### WORK TO DO
Write down each entry again, exactly as it reads.
** BEGIN GIVEN DATA **
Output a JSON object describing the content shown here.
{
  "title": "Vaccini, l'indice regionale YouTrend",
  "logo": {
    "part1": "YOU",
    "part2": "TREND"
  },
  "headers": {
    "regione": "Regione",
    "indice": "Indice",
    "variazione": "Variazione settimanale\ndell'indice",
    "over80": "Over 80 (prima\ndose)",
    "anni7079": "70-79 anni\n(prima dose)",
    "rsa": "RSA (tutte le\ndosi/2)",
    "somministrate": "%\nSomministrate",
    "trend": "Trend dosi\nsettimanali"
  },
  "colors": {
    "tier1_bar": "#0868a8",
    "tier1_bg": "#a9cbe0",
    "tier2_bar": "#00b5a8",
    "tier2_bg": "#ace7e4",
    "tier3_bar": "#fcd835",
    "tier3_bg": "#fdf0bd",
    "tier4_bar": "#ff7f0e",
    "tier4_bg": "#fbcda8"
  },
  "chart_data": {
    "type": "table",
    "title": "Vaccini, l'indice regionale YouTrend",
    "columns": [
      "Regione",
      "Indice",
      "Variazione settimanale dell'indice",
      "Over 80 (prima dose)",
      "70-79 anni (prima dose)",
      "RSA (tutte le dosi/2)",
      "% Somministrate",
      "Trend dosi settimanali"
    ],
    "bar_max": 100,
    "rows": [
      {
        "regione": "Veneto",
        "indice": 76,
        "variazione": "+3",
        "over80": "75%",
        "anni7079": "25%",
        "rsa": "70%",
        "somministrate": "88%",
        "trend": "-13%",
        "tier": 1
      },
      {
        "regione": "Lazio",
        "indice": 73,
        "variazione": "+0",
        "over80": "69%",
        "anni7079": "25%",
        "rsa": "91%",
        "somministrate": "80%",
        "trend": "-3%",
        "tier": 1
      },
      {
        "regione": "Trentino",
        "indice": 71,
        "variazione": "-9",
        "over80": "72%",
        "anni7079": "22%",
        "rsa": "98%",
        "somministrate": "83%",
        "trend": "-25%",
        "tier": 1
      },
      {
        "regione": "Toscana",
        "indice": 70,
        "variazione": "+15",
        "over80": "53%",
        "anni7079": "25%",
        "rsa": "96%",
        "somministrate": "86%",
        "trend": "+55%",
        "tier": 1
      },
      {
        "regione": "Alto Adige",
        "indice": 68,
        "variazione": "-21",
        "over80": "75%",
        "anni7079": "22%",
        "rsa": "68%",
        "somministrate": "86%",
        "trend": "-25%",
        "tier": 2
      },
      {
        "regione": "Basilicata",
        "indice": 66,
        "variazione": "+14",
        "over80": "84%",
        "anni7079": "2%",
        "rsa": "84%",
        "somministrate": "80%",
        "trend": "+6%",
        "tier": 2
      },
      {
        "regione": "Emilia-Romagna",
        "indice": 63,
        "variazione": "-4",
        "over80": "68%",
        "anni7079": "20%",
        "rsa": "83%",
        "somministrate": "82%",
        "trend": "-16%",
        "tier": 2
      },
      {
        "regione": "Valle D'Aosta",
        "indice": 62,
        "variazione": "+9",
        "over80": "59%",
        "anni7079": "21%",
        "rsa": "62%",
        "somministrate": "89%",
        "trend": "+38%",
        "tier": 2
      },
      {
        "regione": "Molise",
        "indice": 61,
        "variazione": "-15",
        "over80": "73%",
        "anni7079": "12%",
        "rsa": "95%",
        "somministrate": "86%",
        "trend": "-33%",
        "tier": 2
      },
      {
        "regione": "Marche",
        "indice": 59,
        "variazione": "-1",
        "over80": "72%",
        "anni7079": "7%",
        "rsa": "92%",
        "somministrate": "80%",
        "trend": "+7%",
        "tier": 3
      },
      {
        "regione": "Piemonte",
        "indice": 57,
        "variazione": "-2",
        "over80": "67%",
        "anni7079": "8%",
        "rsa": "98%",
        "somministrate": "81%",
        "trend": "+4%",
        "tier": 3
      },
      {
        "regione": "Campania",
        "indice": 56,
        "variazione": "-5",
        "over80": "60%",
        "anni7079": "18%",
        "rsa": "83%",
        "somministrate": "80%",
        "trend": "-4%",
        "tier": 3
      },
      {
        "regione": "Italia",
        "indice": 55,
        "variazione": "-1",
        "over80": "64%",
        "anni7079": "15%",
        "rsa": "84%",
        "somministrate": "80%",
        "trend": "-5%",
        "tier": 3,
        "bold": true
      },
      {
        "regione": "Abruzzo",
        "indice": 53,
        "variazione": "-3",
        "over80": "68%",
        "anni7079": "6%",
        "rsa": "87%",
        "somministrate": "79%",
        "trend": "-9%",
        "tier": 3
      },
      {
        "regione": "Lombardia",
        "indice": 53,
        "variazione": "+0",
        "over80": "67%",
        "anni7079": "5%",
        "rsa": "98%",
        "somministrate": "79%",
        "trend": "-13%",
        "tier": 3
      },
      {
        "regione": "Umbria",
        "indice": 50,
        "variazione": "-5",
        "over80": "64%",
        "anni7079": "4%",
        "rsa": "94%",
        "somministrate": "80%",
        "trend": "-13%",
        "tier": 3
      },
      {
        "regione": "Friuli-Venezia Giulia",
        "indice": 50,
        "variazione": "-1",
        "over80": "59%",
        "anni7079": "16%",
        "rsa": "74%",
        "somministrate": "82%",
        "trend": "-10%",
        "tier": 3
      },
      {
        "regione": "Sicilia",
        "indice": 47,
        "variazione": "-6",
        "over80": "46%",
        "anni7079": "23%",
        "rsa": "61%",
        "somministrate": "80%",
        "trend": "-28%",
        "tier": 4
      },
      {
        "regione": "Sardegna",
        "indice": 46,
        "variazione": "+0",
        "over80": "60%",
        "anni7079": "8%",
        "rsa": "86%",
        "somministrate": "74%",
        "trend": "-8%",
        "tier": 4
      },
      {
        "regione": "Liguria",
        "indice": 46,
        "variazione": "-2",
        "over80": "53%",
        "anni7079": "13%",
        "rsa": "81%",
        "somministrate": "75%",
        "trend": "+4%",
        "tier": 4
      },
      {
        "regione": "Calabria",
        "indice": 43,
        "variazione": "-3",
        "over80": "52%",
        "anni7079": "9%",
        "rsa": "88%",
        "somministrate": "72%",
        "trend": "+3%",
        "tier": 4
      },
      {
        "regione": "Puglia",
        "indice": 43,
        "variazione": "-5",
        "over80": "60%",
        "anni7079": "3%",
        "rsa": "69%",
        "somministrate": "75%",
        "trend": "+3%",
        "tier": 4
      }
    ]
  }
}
** END GIVEN DATA **
### ANSWER TO THE EXERCISE
Output a JSON object describing the content shown here.
{
  "title": "Vaccini, l'indice regionale YouTrend",
  "logo": {
    "part1": "YOU",
    "part2": "TREND"
  },
  "headers": {
    "regione": "Regione",
    "indice": "Indice",
    "variazione": "Variazione settimanale\ndell'indice",
    "over80": "Over 80 (prima\ndose)",
    "anni7079": "70-79 anni\n(prima dose)",
    "rsa": "RSA (tutte le\ndosi/2)",
    "somministrate": "%\nSomministrate",
    "trend": "Trend dosi\nsettimanali"
  },
  "colors": {
    "tier1_bar": "#0868a8",
    "tier1_bg": "#a9cbe0",
    "tier2_bar": "#00b5a8",
    "tier2_bg": "#ace7e4",
    "tier3_bar": "#fcd835",
    "tier3_bg": "#fdf0bd",
    "tier4_bar": "#ff7f0e",
    "tier4_bg": "#fbcda8"
  },
  "chart_data": {
    "type": "table",
    "title": "Vaccini, l'indice regionale YouTrend",
    "columns": [
      "Regione",
      "Indice",
      "Variazione settimanale dell'indice",
      "Over 80 (prima dose)",
      "70-79 anni (prima dose)",
      "RSA (tutte le dosi/2)",
      "% Somministrate",
      "Trend dosi settimanali"
    ],
    "bar_max": 100,
    "rows": [
      {
        "regione": "Veneto",
        "indice": 76,
        "variazione": "+3",
        "over80": "75%",
        "anni7079": "25%",
        "rsa": "70%",
        "somministrate": "88%",
        "trend": "-13%",
        "tier": 1
      },
      {
        "regione": "Lazio",
        "indice": 73,
        "variazione": "+0",
        "over80": "69%",
        "anni7079": "25%",
        "rsa": "91%",
        "somministrate": "80%",
        "trend": "-3%",
        "tier": 1
      },
      {
        "regione": "Trentino",
        "indice": 71,
        "variazione": "-9",
        "over80": "72%",
        "anni7079": "22%",
        "rsa": "98%",
        "somministrate": "83%",
        "trend": "-25%",
        "tier": 1
      },
      {
        "regione": "Toscana",
        "indice": 70,
        "variazione": "+15",
        "over80": "53%",
        "anni7079": "25%",
        "rsa": "96%",
        "somministrate": "86%",
        "trend": "+55%",
        "tier": 1
      },
      {
        "regione": "Alto Adige",
        "indice": 68,
        "variazione": "-21",
        "over80": "75%",
        "anni7079": "22%",
        "rsa": "68%",
        "somministrate": "86%",
        "trend": "-25%",
        "tier": 2
      },
      {
        "regione": "Basilicata",
        "indice": 66,
        "variazione": "+14",
        "over80": "84%",
        "anni7079": "2%",
        "rsa": "84%",
        "somministrate": "80%",
        "trend": "+6%",
        "tier": 2
      },
      {
        "regione": "Emilia-Romagna",
        "indice": 63,
        "variazione": "-4",
        "over80": "68%",
        "anni7079": "20%",
        "rsa": "83%",
        "somministrate": "82%",
        "trend": "-16%",
        "tier": 2
      },
      {
        "regione": "Valle D'Aosta",
        "indice": 62,
        "variazione": "+9",
        "over80": "59%",
        "anni7079": "21%",
        "rsa": "62%",
        "somministrate": "89%",
        "trend": "+38%",
        "tier": 2
      },
      {
        "regione": "Molise",
        "indice": 61,
        "variazione": "-15",
        "over80": "73%",
        "anni7079": "12%",
        "rsa": "95%",
        "somministrate": "86%",
        "trend": "-33%",
        "tier": 2
      },
      {
        "regione": "Marche",
        "indice": 59,
        "variazione": "-1",
        "over80": "72%",
        "anni7079": "7%",
        "rsa": "92%",
        "somministrate": "80%",
        "trend": "+7%",
        "tier": 3
      },
      {
        "regione": "Piemonte",
        "indice": 57,
        "variazione": "-2",
        "over80": "67%",
        "anni7079": "8%",
        "rsa": "98%",
        "somministrate": "81%",
        "trend": "+4%",
        "tier": 3
      },
      {
        "regione": "Campania",
        "indice": 56,
        "variazione": "-5",
        "over80": "60%",
        "anni7079": "18%",
        "rsa": "83%",
        "somministrate": "80%",
        "trend": "-4%",
        "tier": 3
      },
      {
        "regione": "Italia",
        "indice": 55,
        "variazione": "-1",
        "over80": "64%",
        "anni7079": "15%",
        "rsa": "84%",
        "somministrate": "80%",
        "trend": "-5%",
        "tier": 3,
        "bold": true
      },
      {
        "regione": "Abruzzo",
        "indice": 53,
        "variazione": "-3",
        "over80": "68%",
        "anni7079": "6%",
        "rsa": "87%",
        "somministrate": "79%",
        "trend": "-9%",
        "tier": 3
      },
      {
        "regione": "Lombardia",
        "indice": 53,
        "variazione": "+0",
        "over80": "67%",
        "anni7079": "5%",
        "rsa": "98%",
        "somministrate": "79%",
        "trend": "-13%",
        "tier": 3
      },
      {
        "regione": "Umbria",
        "indice": 50,
        "variazione": "-5",
        "over80": "64%",
        "anni7079": "4%",
        "rsa": "94%",
        "somministrate": "80%",
        "trend": "-13%",
        "tier": 3
      },
      {
        "regione": "Friuli-Venezia Giulia",
        "indice": 50,
        "variazione": "-1",
        "over80": "59%",
        "anni7079": "16%",
        "rsa": "74%",
        "somministrate": "82%",
        "trend": "-10%",
        "tier": 3
      },
      {
        "regione": "Sicilia",
        "indice": 47,
        "variazione": "-6",
        "over80": "46%",
        "anni7079": "23%",
        "rsa": "61%",
        "somministrate": "80%",
        "trend": "-28%",
        "tier": 4
      },
      {
        "regione": "Sardegna",
        "indice": 46,
        "variazione": "+0",
        "over80": "60%",
        "anni7079": "8%",
        "rsa": "86%",
        "somministrate": "74%",
        "trend": "-8%",
        "tier": 4
      },
      {
        "regione": "Liguria",
        "indice": 46,
        "variazione": "-2",
        "over80": "53%",
        "anni7079": "13%",
        "rsa": "81%",
        "somministrate": "75%",
        "trend": "+4%",
        "tier": 4
      },
      {
        "regione": "Calabria",
        "indice": 43,
        "variazione": "-3",
        "over80": "52%",
        "anni7079": "9%",
        "rsa": "88%",
        "somministrate": "72%",
        "trend": "+3%",
        "tier": 4
      },
      {
        "regione": "Puglia",
        "indice": 43,
        "variazione": "-5",
        "over80": "60%",
        "anni7079": "3%",
        "rsa": "69%",
        "somministrate": "75%",
        "trend": "+3%",
        "tier": 4
      }
    ]
  }
}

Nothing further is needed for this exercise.